✨Menggapai Surga di Usia Muda: Kisah Salim bin Abdillah yang Berani Menegur Penguasa

      
Ilustrasi digital gerbang lengkung bergaya arsitektur Islam dengan pintu kayu tertutup, dihiasi kaligrafi Arab “سالم بن عبد الله” dan transliterasi latin “Salim bin Abdillah”, berlatar cahaya keemasan yang memancar dari balik pintu

Assalāmu‘alaikum warahmatullāhi wabarakātuh

Di tengah hiruk-pikuk pasar Madinah, seorang pemuda berjalan tegap. Sorot matanya teduh, tapi suaranya lantang saat kebenaran harus dibela. Ia bukan pedagang, bukan panglima, bukan pula pejabat. Namun kata-katanya membuat penguasa terdiam.

Dialah Salim bin Abdillah bin Umar bin Khattab, cucu dari khalifah kedua umat Islam, Umar bin Khattab RA — seorang pemuda yang tidak menjual imannya demi kenyamanan atau jabatan.


🌱 Jejak Keturunan dan Didikan Iman

Salim tumbuh di keluarga yang penuh cahaya ilmu. Ayahnya, Abdillah bin Umar, adalah sahabat Rasulullah ﷺ yang terkenal tegas dalam memegang sunnah. Dari kecil, Salim dibesarkan dengan kisah-kisah teladan dan hafalan Al-Qur’an, bukan sekadar harta atau kemewahan.

Rasulullah ﷺ pernah bersabda:

"Ada tujuh golongan yang akan mendapat naungan Allah pada hari tiada naungan selain naungan-Nya, salah satunya adalah pemuda yang tumbuh dalam ibadah kepada Allah."
(HR. Bukhari & Muslim)

Hadits ini seakan hidup dalam diri Salim — pemuda yang masa mudanya dipenuhi ibadah, bukan kesia-siaan.


🔥 Ujian Keberanian: Menegur Penguasa

Suatu ketika, Gubernur Madinah menggelar acara besar. Makanan mewah tersaji, para pejabat berkumpul. Salim diundang.
Namun, ia melihat kemewahan itu bercampur dengan kemungkaran. Tanpa ragu, Salim berdiri dan menegur sang gubernur:

"Wahai pemimpin, takutlah kepada Allah! Kemewahan ini akan dipertanyakan di hadapan-Nya."

Semua terdiam. Tidak ada yang berani berkata begitu, kecuali Salim. Bagi dia, nasihat di hadapan penguasa adalah bentuk cinta kepada umat dan iman, meski berisiko kehilangan kedudukan di mata manusia.

• Butir yang Disediakan
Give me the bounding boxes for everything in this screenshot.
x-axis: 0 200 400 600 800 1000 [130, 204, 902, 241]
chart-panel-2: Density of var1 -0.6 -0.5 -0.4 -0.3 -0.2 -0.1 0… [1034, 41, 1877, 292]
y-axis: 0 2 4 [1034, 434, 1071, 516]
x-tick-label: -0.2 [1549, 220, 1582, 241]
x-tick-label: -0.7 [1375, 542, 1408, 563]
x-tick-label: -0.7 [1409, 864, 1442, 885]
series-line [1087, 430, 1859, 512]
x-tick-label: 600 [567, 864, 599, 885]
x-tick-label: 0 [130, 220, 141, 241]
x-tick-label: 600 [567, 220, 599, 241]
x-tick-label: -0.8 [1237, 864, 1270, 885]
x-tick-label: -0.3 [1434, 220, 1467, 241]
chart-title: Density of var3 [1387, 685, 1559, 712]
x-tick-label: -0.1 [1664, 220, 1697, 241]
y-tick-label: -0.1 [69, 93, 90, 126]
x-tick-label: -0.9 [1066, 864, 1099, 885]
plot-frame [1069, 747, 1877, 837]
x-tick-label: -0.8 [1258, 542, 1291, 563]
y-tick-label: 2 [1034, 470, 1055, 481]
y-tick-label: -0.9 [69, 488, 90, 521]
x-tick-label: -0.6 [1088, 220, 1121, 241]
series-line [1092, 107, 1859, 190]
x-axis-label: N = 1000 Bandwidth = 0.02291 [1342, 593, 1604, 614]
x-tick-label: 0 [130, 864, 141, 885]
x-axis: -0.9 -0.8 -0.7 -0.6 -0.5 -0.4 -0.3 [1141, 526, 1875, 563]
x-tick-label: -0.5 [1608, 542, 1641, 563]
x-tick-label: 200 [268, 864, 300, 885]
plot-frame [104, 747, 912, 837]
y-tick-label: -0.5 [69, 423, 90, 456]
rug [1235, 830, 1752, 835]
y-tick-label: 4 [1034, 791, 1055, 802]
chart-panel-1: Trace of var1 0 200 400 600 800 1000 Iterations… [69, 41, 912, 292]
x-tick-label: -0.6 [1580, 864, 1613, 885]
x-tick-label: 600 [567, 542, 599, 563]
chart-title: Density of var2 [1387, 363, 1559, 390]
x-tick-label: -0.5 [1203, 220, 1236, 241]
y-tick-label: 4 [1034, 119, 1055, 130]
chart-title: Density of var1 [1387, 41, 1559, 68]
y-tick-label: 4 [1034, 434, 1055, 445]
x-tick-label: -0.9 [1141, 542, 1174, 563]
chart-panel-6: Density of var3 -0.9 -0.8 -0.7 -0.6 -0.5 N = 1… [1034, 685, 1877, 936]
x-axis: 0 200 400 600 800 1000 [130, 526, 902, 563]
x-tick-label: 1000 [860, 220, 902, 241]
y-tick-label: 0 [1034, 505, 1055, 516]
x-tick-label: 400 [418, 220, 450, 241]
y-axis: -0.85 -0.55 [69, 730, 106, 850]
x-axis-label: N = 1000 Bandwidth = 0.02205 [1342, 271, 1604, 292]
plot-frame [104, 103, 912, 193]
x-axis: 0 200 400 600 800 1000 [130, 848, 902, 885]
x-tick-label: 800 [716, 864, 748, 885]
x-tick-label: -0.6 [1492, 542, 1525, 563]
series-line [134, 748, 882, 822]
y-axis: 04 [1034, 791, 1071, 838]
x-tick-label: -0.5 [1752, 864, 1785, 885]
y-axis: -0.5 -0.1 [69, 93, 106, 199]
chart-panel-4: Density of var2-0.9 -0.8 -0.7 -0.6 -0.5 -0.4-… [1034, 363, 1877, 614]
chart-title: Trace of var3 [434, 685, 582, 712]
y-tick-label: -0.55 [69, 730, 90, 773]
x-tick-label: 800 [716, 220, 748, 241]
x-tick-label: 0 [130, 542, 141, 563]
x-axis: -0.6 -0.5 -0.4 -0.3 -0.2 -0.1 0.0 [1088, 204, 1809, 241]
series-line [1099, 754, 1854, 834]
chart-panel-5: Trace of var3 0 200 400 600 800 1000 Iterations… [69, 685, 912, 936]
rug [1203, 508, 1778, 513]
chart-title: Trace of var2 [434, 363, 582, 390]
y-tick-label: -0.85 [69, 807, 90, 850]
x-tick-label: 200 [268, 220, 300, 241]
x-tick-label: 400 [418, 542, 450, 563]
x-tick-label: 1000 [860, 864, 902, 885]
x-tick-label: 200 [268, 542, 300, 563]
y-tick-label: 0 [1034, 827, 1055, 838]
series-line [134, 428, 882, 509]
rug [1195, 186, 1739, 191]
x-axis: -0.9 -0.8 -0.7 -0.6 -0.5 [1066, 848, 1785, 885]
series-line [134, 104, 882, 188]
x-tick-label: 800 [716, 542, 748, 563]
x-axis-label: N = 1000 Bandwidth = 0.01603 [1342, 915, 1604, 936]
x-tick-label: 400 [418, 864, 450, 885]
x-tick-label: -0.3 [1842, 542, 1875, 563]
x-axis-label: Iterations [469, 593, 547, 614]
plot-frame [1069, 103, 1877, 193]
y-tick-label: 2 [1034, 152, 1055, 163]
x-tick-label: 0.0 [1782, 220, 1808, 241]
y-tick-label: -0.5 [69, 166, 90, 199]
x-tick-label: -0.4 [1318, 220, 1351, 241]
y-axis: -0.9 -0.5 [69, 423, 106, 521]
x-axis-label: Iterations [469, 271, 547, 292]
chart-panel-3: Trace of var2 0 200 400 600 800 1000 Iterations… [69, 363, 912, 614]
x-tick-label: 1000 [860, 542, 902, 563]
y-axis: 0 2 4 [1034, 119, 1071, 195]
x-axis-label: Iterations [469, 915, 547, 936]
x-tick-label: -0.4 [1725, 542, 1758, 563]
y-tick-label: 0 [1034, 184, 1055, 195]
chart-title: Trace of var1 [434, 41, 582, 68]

• Soal Singkat A
Menurut kisah Salim bin Abdillah, siapakah ayah Salim?
• Soal Singkat B
Tuliskan lanjutan kisah Salim bin Abdillah, dimulai setelah kalimat terakhirnya.

• Jawaban Latihan A
Ayah Salim adalah Abdillah bin Umar, sahabat Rasulullah ﷺ yang terkenal tegas dalam memegang sunnah.

• Jawaban Latihan B
🪞 Pelajaran untuk Pemuda Zaman Sekarang

Di era media sosial, keberanian sering diartikan sebagai berkomentar pedas di kolom komentar. Tapi Salim mengajarkan, keberanian sejati adalah berkata benar di waktu dan tempat yang tepat — meski bisa mengorbankan kenyamanan pribadi.

Pertanyaannya: Beranikah kita menegur sahabat dekat, atasan, atau bahkan diri sendiri ketika melihat kemungkaran?


🌿 Tantangan Pekan Ini

  1. Latih diri untuk berkata benar dengan santun, minimal sekali dalam interaksi pekan ini.

  2. Pilih satu sunnah Rasulullah ﷺ dan istiqamahkan, meski lingkungan tidak mendukung.

  3. Batasi waktu konsumsi konten media sosial yang mengikis semangat ibadah.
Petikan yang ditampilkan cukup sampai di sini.